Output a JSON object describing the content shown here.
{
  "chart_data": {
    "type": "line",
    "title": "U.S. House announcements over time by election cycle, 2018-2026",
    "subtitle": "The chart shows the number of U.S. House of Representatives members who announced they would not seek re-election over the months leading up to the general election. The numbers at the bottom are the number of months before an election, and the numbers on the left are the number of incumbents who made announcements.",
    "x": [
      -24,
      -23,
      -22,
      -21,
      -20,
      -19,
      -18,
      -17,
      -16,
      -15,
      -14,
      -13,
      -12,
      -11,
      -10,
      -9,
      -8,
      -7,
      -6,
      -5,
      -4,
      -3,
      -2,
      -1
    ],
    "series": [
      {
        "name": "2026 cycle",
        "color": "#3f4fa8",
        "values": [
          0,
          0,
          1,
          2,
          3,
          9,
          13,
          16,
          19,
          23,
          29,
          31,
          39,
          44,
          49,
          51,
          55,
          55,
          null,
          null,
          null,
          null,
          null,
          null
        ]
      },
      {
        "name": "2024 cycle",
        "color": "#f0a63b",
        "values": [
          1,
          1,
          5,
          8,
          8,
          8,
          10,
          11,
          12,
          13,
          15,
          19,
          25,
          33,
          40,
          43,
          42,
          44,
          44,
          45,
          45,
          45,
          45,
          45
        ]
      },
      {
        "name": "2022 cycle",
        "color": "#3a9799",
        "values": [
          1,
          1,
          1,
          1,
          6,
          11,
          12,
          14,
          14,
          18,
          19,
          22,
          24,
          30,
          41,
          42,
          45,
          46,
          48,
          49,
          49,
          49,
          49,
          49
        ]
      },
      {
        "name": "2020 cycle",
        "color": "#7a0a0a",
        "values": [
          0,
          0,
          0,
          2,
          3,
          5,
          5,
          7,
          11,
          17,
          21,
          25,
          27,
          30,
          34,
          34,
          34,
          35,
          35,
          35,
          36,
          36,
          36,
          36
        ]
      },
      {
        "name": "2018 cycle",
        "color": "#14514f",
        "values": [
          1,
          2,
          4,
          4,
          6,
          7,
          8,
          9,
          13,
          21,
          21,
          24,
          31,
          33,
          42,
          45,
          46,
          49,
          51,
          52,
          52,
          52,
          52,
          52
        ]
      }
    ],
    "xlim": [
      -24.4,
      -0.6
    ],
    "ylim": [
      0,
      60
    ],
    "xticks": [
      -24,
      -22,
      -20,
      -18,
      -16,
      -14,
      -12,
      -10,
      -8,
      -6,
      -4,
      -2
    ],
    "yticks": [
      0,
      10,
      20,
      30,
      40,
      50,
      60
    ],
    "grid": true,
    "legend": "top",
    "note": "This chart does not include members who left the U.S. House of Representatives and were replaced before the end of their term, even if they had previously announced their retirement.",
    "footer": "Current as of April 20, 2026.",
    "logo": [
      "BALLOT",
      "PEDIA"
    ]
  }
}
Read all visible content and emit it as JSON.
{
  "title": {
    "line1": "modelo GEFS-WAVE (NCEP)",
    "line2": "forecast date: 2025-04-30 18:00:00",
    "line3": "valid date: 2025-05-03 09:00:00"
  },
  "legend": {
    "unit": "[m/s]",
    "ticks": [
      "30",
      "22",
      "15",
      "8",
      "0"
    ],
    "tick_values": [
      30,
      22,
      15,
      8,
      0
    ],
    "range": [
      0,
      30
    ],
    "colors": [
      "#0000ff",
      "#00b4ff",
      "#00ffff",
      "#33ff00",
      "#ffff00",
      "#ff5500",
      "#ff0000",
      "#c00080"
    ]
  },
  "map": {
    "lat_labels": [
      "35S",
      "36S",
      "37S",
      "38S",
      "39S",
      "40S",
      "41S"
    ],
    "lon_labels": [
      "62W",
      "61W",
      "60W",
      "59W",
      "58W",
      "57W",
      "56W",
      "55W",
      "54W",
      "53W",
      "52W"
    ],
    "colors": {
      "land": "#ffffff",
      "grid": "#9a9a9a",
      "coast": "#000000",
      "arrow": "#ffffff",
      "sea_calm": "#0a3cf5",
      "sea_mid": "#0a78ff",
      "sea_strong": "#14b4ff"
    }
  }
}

════════════════════

- _What you have to do_: Using the material above, reproduce exactly the line that contains "Read all visible content and emit it as JSON." and all lines after it through the last one, and only those.

- _Worked answer_:
Read all visible content and emit it as JSON.
{
  "title": {
    "line1": "modelo GEFS-WAVE (NCEP)",
    "line2": "forecast date: 2025-04-30 18:00:00",
    "line3": "valid date: 2025-05-03 09:00:00"
  },
  "legend": {
    "unit": "[m/s]",
    "ticks": [
      "30",
      "22",
      "15",
      "8",
      "0"
    ],
    "tick_values": [
      30,
      22,
      15,
      8,
      0
    ],
    "range": [
      0,
      30
    ],
    "colors": [
      "#0000ff",
      "#00b4ff",
      "#00ffff",
      "#33ff00",
      "#ffff00",
      "#ff5500",
      "#ff0000",
      "#c00080"
    ]
  },
  "map": {
    "lat_labels": [
      "35S",
      "36S",
      "37S",
      "38S",
      "39S",
      "40S",
      "41S"
    ],
    "lon_labels": [
      "62W",
      "61W",
      "60W",
      "59W",
      "58W",
      "57W",
      "56W",
      "55W",
      "54W",
      "53W",
      "52W"
    ],
    "colors": {
      "land": "#ffffff",
      "grid": "#9a9a9a",
      "coast": "#000000",
      "arrow": "#ffffff",
      "sea_calm": "#0a3cf5",
      "sea_mid": "#0a78ff",
      "sea_strong": "#14b4ff"
    }
  }
}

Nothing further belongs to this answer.